- INSTRUCTIONS TO FOLLOW
Reproduce the listing word for word, leaving every picture behind.

[Some records]
--- Start ---
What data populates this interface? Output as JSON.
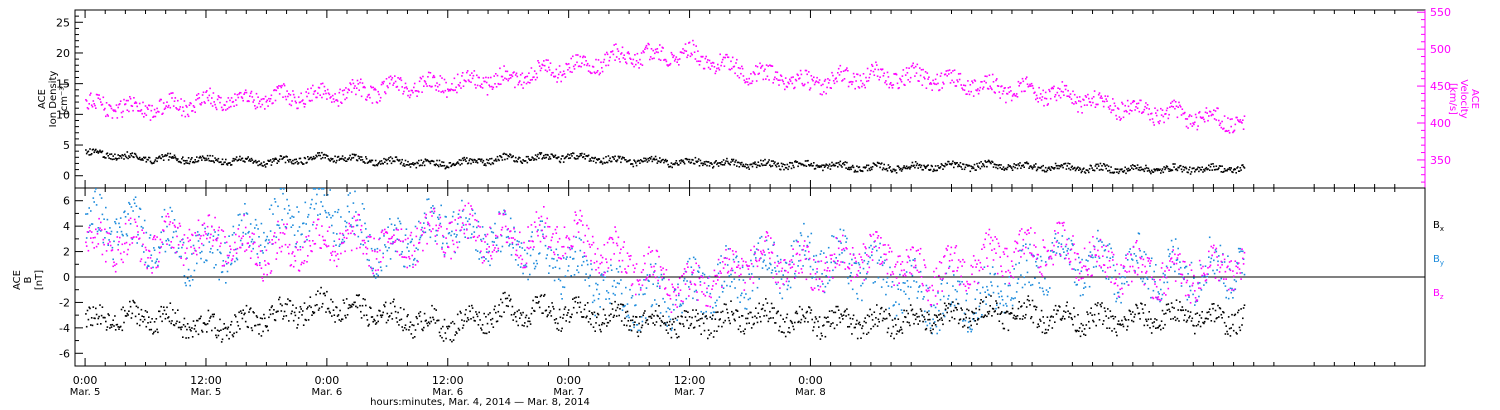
{
  "chart_data": [
    {
      "type": "scatter",
      "panel": "top",
      "ylabel_left": [
        "ACE",
        "Ion Density",
        "[cm⁻³]"
      ],
      "ylabel_right": [
        "ACE",
        "Velocity",
        "[km/s]"
      ],
      "ylim_left": [
        -2,
        27
      ],
      "ylim_right": [
        312,
        553
      ],
      "yticks_left": [
        "0",
        "5",
        "10",
        "15",
        "20",
        "25"
      ],
      "yticks_right": [
        "350",
        "400",
        "450",
        "500",
        "550"
      ],
      "grid": false,
      "series": [
        {
          "name": "Ion Density",
          "axis": "left",
          "color": "#000000",
          "x": [
            0,
            6,
            12,
            18,
            24,
            30,
            36,
            42,
            48,
            54,
            60,
            66,
            72,
            78,
            84,
            90,
            96,
            102,
            108,
            115
          ],
          "y": [
            3.8,
            3.0,
            2.8,
            2.3,
            3.2,
            2.4,
            2.0,
            3.0,
            3.2,
            2.5,
            2.3,
            2.0,
            1.9,
            1.4,
            1.6,
            1.8,
            1.5,
            1.2,
            1.2,
            1.3
          ]
        },
        {
          "name": "Velocity",
          "axis": "right",
          "color": "#ff00ff",
          "x": [
            0,
            6,
            12,
            18,
            24,
            30,
            36,
            42,
            48,
            54,
            60,
            66,
            72,
            78,
            84,
            90,
            96,
            102,
            108,
            115
          ],
          "y": [
            425,
            420,
            430,
            435,
            440,
            448,
            455,
            460,
            478,
            492,
            495,
            468,
            455,
            465,
            462,
            450,
            440,
            425,
            413,
            400
          ]
        }
      ]
    },
    {
      "type": "scatter",
      "panel": "bottom",
      "ylabel": [
        "ACE",
        "B",
        "[nT]"
      ],
      "ylim": [
        -7,
        7
      ],
      "yticks": [
        "-6",
        "-4",
        "-2",
        "0",
        "2",
        "4",
        "6"
      ],
      "grid": false,
      "zero_line": true,
      "series": [
        {
          "name": "B",
          "subscript": "x",
          "color": "#000000",
          "x": [
            0,
            6,
            12,
            18,
            24,
            30,
            36,
            42,
            48,
            54,
            60,
            66,
            72,
            78,
            84,
            90,
            96,
            102,
            108,
            115
          ],
          "y": [
            -3.5,
            -3.0,
            -4.0,
            -3.2,
            -2.0,
            -3.0,
            -3.8,
            -2.5,
            -2.8,
            -3.2,
            -3.6,
            -3.0,
            -3.4,
            -3.5,
            -3.2,
            -2.6,
            -3.0,
            -3.4,
            -3.0,
            -3.3
          ]
        },
        {
          "name": "B",
          "subscript": "y",
          "color": "#1e8cdc",
          "x": [
            0,
            6,
            12,
            18,
            24,
            30,
            36,
            42,
            48,
            54,
            60,
            66,
            72,
            78,
            84,
            90,
            96,
            102,
            108,
            115
          ],
          "y": [
            4.5,
            3.5,
            1.5,
            4.0,
            5.8,
            2.0,
            4.5,
            2.5,
            1.0,
            -2.0,
            -1.0,
            0.5,
            1.8,
            0.5,
            -2.0,
            -1.5,
            1.5,
            0.8,
            0.5,
            1.0
          ]
        },
        {
          "name": "B",
          "subscript": "z",
          "color": "#ff00ff",
          "x": [
            0,
            6,
            12,
            18,
            24,
            30,
            36,
            42,
            48,
            54,
            60,
            66,
            72,
            78,
            84,
            90,
            96,
            102,
            108,
            115
          ],
          "y": [
            3.0,
            2.5,
            3.5,
            2.0,
            3.0,
            2.5,
            3.8,
            3.0,
            3.5,
            1.0,
            -1.0,
            1.5,
            0.5,
            2.0,
            0.0,
            1.5,
            2.5,
            1.0,
            0.0,
            1.0
          ]
        }
      ]
    },
    {
      "type": "axis",
      "role": "shared-time-axis",
      "xlim": [
        -1,
        133
      ],
      "xticks": [
        {
          "hour": 0,
          "label": "0:00",
          "date": "Mar. 5"
        },
        {
          "hour": 12,
          "label": "12:00",
          "date": "Mar. 5"
        },
        {
          "hour": 24,
          "label": "0:00",
          "date": "Mar. 6"
        },
        {
          "hour": 36,
          "label": "12:00",
          "date": "Mar. 6"
        },
        {
          "hour": 48,
          "label": "0:00",
          "date": "Mar. 7"
        },
        {
          "hour": 60,
          "label": "12:00",
          "date": "Mar. 7"
        },
        {
          "hour": 72,
          "label": "0:00",
          "date": "Mar. 8"
        }
      ],
      "xlabel": "hours:minutes, Mar.  4, 2014 — Mar.  8, 2014"
    }
  ]
}
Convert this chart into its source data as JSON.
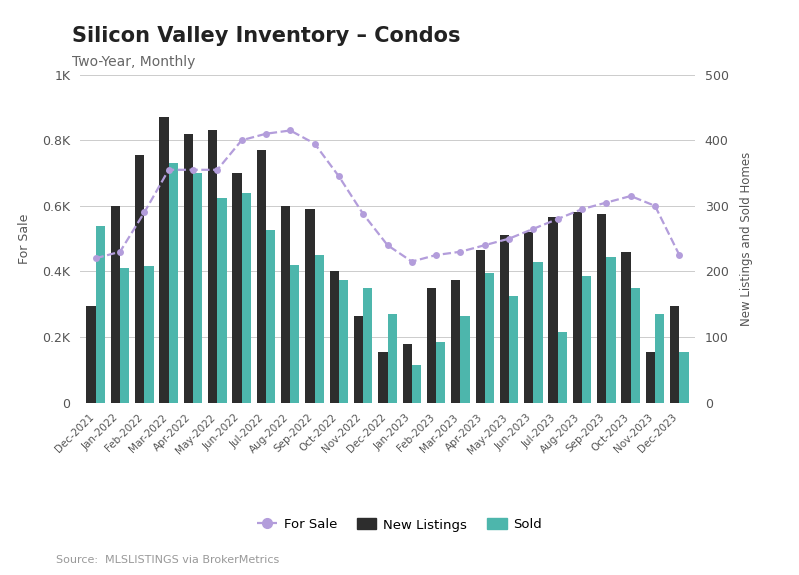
{
  "title": "Silicon Valley Inventory – Condos",
  "subtitle": "Two-Year, Monthly",
  "source": "Source:  MLSLISTINGS via BrokerMetrics",
  "months": [
    "Dec-2021",
    "Jan-2022",
    "Feb-2022",
    "Mar-2022",
    "Apr-2022",
    "May-2022",
    "Jun-2022",
    "Jul-2022",
    "Aug-2022",
    "Sep-2022",
    "Oct-2022",
    "Nov-2022",
    "Dec-2022",
    "Jan-2023",
    "Feb-2023",
    "Mar-2023",
    "Apr-2023",
    "May-2023",
    "Jun-2023",
    "Jul-2023",
    "Aug-2023",
    "Sep-2023",
    "Oct-2023",
    "Nov-2023",
    "Dec-2023"
  ],
  "for_sale": [
    440,
    460,
    580,
    710,
    710,
    710,
    800,
    820,
    830,
    790,
    690,
    575,
    480,
    430,
    450,
    460,
    480,
    500,
    530,
    560,
    590,
    610,
    630,
    600,
    450
  ],
  "new_listings": [
    295,
    600,
    755,
    870,
    820,
    830,
    700,
    770,
    600,
    590,
    400,
    265,
    155,
    180,
    350,
    375,
    465,
    510,
    520,
    565,
    580,
    575,
    460,
    155,
    295
  ],
  "sold": [
    540,
    410,
    415,
    730,
    700,
    625,
    640,
    525,
    420,
    450,
    375,
    350,
    270,
    115,
    185,
    265,
    395,
    325,
    430,
    215,
    385,
    445,
    350,
    270,
    155
  ],
  "for_sale_color": "#b39ddb",
  "new_listings_color": "#2d2d2d",
  "sold_color": "#4db6ac",
  "background_color": "#ffffff",
  "ylim_left": [
    0,
    1000
  ],
  "ylim_right": [
    0,
    500
  ],
  "ylabel_left": "For Sale",
  "ylabel_right": "New Listings and Sold Homes",
  "title_fontsize": 15,
  "subtitle_fontsize": 10,
  "source_fontsize": 8,
  "grid_color": "#cccccc",
  "bar_width": 0.38
}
--- End ---
- OUTPUT
What data populates this interface? Output as JSON.
{
  "chart_data": [
    {
      "type": "scatter",
      "panel": "top",
      "ylabel_left": [
        "ACE",
        "Ion Density",
        "[cm⁻³]"
      ],
      "ylabel_right": [
        "ACE",
        "Velocity",
        "[km/s]"
      ],
      "ylim_left": [
        -2,
        27
      ],
      "ylim_right": [
        312,
        553
      ],
      "yticks_left": [
        "0",
        "5",
        "10",
        "15",
        "20",
        "25"
      ],
      "yticks_right": [
        "350",
        "400",
        "450",
        "500",
        "550"
      ],
      "grid": false,
      "series": [
        {
          "name": "Ion Density",
          "axis": "left",
          "color": "#000000",
          "x": [
            0,
            6,
            12,
            18,
            24,
            30,
            36,
            42,
            48,
            54,
            60,
            66,
            72,
            78,
            84,
            90,
            96,
            102,
            108,
            115
          ],
          "y": [
            3.8,
            3.0,
            2.8,
            2.3,
            3.2,
            2.4,
            2.0,
            3.0,
            3.2,
            2.5,
            2.3,
            2.0,
            1.9,
            1.4,
            1.6,
            1.8,
            1.5,
            1.2,
            1.2,
            1.3
          ]
        },
        {
          "name": "Velocity",
          "axis": "right",
          "color": "#ff00ff",
          "x": [
            0,
            6,
            12,
            18,
            24,
            30,
            36,
            42,
            48,
            54,
            60,
            66,
            72,
            78,
            84,
            90,
            96,
            102,
            108,
            115
          ],
          "y": [
            425,
            420,
            430,
            435,
            440,
            448,
            455,
            460,
            478,
            492,
            495,
            468,
            455,
            465,
            462,
            450,
            440,
            425,
            413,
            400
          ]
        }
      ]
    },
    {
      "type": "scatter",
      "panel": "bottom",
      "ylabel": [
        "ACE",
        "B",
        "[nT]"
      ],
      "ylim": [
        -7,
        7
      ],
      "yticks": [
        "-6",
        "-4",
        "-2",
        "0",
        "2",
        "4",
        "6"
      ],
      "grid": false,
      "zero_line": true,
      "series": [
        {
          "name": "B",
          "subscript": "x",
          "color": "#000000",
          "x": [
            0,
            6,
            12,
            18,
            24,
            30,
            36,
            42,
            48,
            54,
            60,
            66,
            72,
            78,
            84,
            90,
            96,
            102,
            108,
            115
          ],
          "y": [
            -3.5,
            -3.0,
            -4.0,
            -3.2,
            -2.0,
            -3.0,
            -3.8,
            -2.5,
            -2.8,
            -3.2,
            -3.6,
            -3.0,
            -3.4,
            -3.5,
            -3.2,
            -2.6,
            -3.0,
            -3.4,
            -3.0,
            -3.3
          ]
        },
        {
          "name": "B",
          "subscript": "y",
          "color": "#1e8cdc",
          "x": [
            0,
            6,
            12,
            18,
            24,
            30,
            36,
            42,
            48,
            54,
            60,
            66,
            72,
            78,
            84,
            90,
            96,
            102,
            108,
            115
          ],
          "y": [
            4.5,
            3.5,
            1.5,
            4.0,
            5.8,
            2.0,
            4.5,
            2.5,
            1.0,
            -2.0,
            -1.0,
            0.5,
            1.8,
            0.5,
            -2.0,
            -1.5,
            1.5,
            0.8,
            0.5,
            1.0
          ]
        },
        {
          "name": "B",
          "subscript": "z",
          "color": "#ff00ff",
          "x": [
            0,
            6,
            12,
            18,
            24,
            30,
            36,
            42,
            48,
            54,
            60,
            66,
            72,
            78,
            84,
            90,
            96,
            102,
            108,
            115
          ],
          "y": [
            3.0,
            2.5,
            3.5,
            2.0,
            3.0,
            2.5,
            3.8,
            3.0,
            3.5,
            1.0,
            -1.0,
            1.5,
            0.5,
            2.0,
            0.0,
            1.5,
            2.5,
            1.0,
            0.0,
            1.0
          ]
        }
      ]
    },
    {
      "type": "axis",
      "role": "shared-time-axis",
      "xlim": [
        -1,
        133
      ],
      "xticks": [
        {
          "hour": 0,
          "label": "0:00",
          "date": "Mar. 5"
        },
        {
          "hour": 12,
          "label": "12:00",
          "date": "Mar. 5"
        },
        {
          "hour": 24,
          "label": "0:00",
          "date": "Mar. 6"
        },
        {
          "hour": 36,
          "label": "12:00",
          "date": "Mar. 6"
        },
        {
          "hour": 48,
          "label": "0:00",
          "date": "Mar. 7"
        },
        {
          "hour": 60,
          "label": "12:00",
          "date": "Mar. 7"
        },
        {
          "hour": 72,
          "label": "0:00",
          "date": "Mar. 8"
        }
      ],
      "xlabel": "hours:minutes, Mar.  4, 2014 — Mar.  8, 2014"
    }
  ]
}
Convert this chart into its source data as JSON.
{
  "title": "Silicon Valley Inventory – Condos",
  "subtitle": "Two-Year, Monthly",
  "source": "Source:  MLSLISTINGS via BrokerMetrics",
  "months": [
    "Dec-2021",
    "Jan-2022",
    "Feb-2022",
    "Mar-2022",
    "Apr-2022",
    "May-2022",
    "Jun-2022",
    "Jul-2022",
    "Aug-2022",
    "Sep-2022",
    "Oct-2022",
    "Nov-2022",
    "Dec-2022",
    "Jan-2023",
    "Feb-2023",
    "Mar-2023",
    "Apr-2023",
    "May-2023",
    "Jun-2023",
    "Jul-2023",
    "Aug-2023",
    "Sep-2023",
    "Oct-2023",
    "Nov-2023",
    "Dec-2023"
  ],
  "for_sale": [
    440,
    460,
    580,
    710,
    710,
    710,
    800,
    820,
    830,
    790,
    690,
    575,
    480,
    430,
    450,
    460,
    480,
    500,
    530,
    560,
    590,
    610,
    630,
    600,
    450
  ],
  "new_listings": [
    295,
    600,
    755,
    870,
    820,
    830,
    700,
    770,
    600,
    590,
    400,
    265,
    155,
    180,
    350,
    375,
    465,
    510,
    520,
    565,
    580,
    575,
    460,
    155,
    295
  ],
  "sold": [
    540,
    410,
    415,
    730,
    700,
    625,
    640,
    525,
    420,
    450,
    375,
    350,
    270,
    115,
    185,
    265,
    395,
    325,
    430,
    215,
    385,
    445,
    350,
    270,
    155
  ],
  "for_sale_color": "#b39ddb",
  "new_listings_color": "#2d2d2d",
  "sold_color": "#4db6ac",
  "background_color": "#ffffff",
  "ylim_left": [
    0,
    1000
  ],
  "ylim_right": [
    0,
    500
  ],
  "ylabel_left": "For Sale",
  "ylabel_right": "New Listings and Sold Homes",
  "title_fontsize": 15,
  "subtitle_fontsize": 10,
  "source_fontsize": 8,
  "grid_color": "#cccccc",
  "bar_width": 0.38
}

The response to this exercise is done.